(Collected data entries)
===============

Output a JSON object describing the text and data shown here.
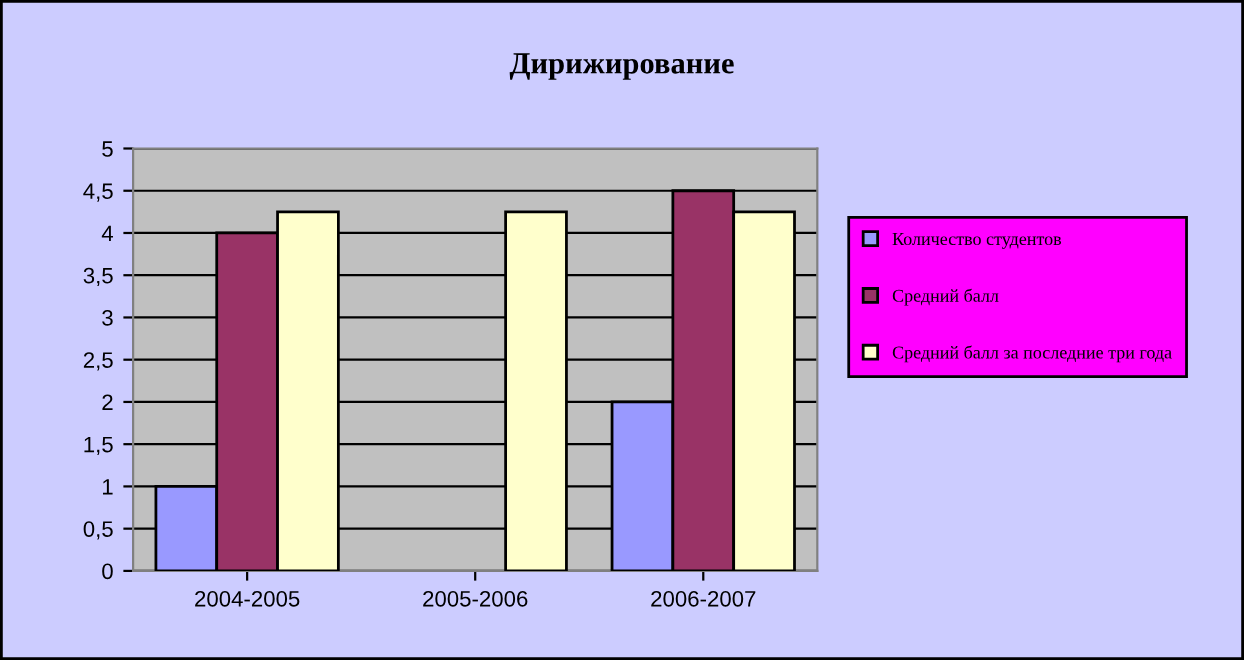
{
  "chart_data": {
    "type": "bar",
    "title": "Дирижирование",
    "categories": [
      "2004-2005",
      "2005-2006",
      "2006-2007"
    ],
    "series": [
      {
        "name": "Количество студентов",
        "color": "#9999ff",
        "values": [
          1,
          null,
          2
        ]
      },
      {
        "name": "Средний балл",
        "color": "#993366",
        "values": [
          4,
          null,
          4.5
        ]
      },
      {
        "name": "Средний балл за последние три года",
        "color": "#ffffcc",
        "values": [
          4.25,
          4.25,
          4.25
        ]
      }
    ],
    "ylim": [
      0,
      5
    ],
    "yticks": [
      0,
      {
        "value": 0.5,
        "label": "0,5"
      },
      1,
      {
        "value": 1.5,
        "label": "1,5"
      },
      2,
      {
        "value": 2.5,
        "label": "2,5"
      },
      3,
      {
        "value": 3.5,
        "label": "3,5"
      },
      4,
      {
        "value": 4.5,
        "label": "4,5"
      },
      5
    ],
    "grid": "y",
    "legend": "right"
  }
}
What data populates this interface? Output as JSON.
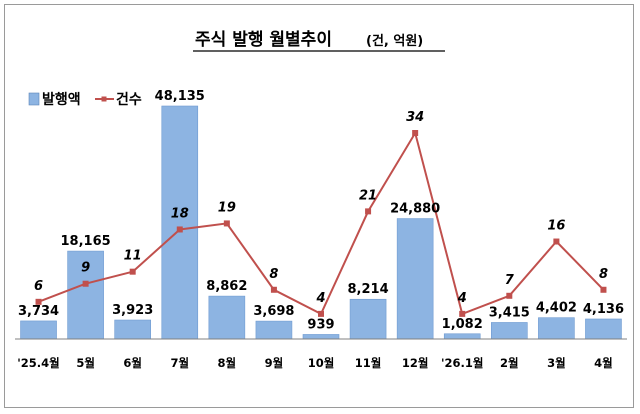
{
  "title": "주식 발행 월별추이",
  "unit": "(건, 억원)",
  "chart_data": {
    "type": "bar",
    "categories": [
      "'25.4월",
      "5월",
      "6월",
      "7월",
      "8월",
      "9월",
      "10월",
      "11월",
      "12월",
      "'26.1월",
      "2월",
      "3월",
      "4월"
    ],
    "series": [
      {
        "name": "발행액",
        "type": "bar",
        "values": [
          3734,
          18165,
          3923,
          48135,
          8862,
          3698,
          939,
          8214,
          24880,
          1082,
          3415,
          4402,
          4136
        ],
        "labels": [
          "3,734",
          "18,165",
          "3,923",
          "48,135",
          "8,862",
          "3,698",
          "939",
          "8,214",
          "24,880",
          "1,082",
          "3,415",
          "4,402",
          "4,136"
        ],
        "color": "#8db4e2"
      },
      {
        "name": "건수",
        "type": "line",
        "values": [
          6,
          9,
          11,
          18,
          19,
          8,
          4,
          21,
          34,
          4,
          7,
          16,
          8
        ],
        "labels": [
          "6",
          "9",
          "11",
          "18",
          "19",
          "8",
          "4",
          "21",
          "34",
          "4",
          "7",
          "16",
          "8"
        ],
        "color": "#c0504d"
      }
    ],
    "legend": "top-left",
    "grid": false
  }
}
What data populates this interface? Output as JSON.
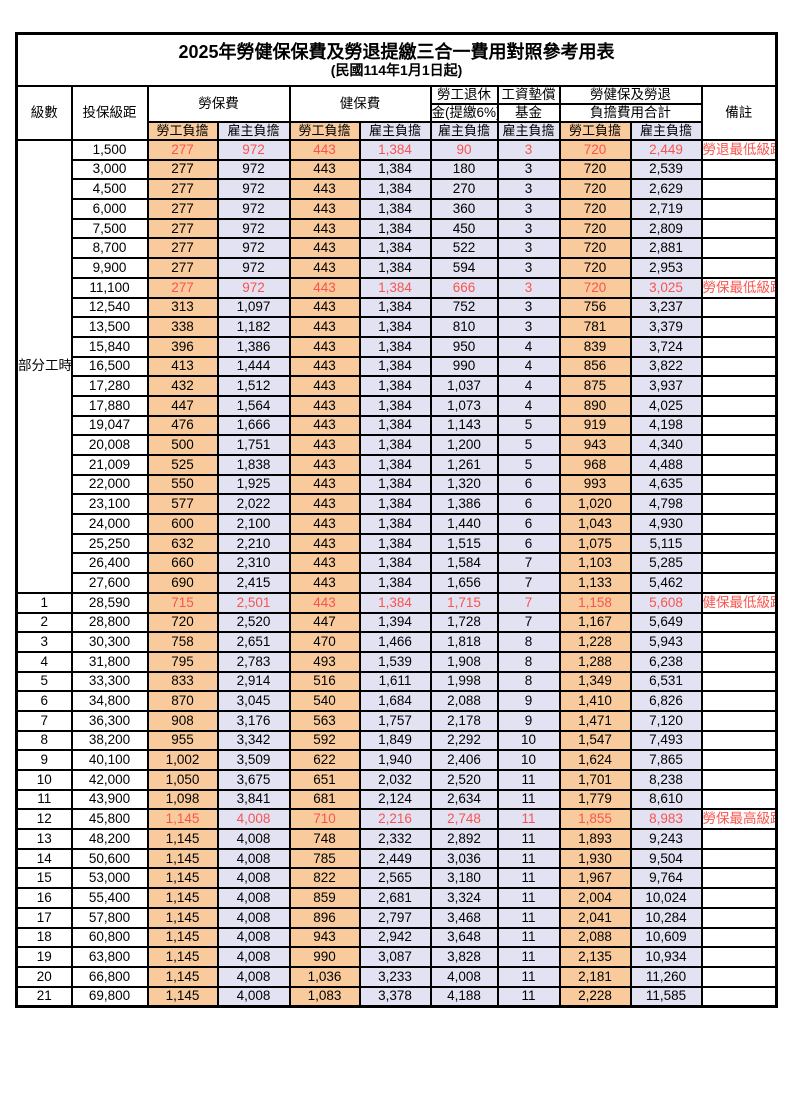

===============

Read through the data and copy every line where "балл" shows up.

(SOLUTION TO THIS PROBLEM)
        "name": "Средний балл",
        "name": "Средний балл за последние три года",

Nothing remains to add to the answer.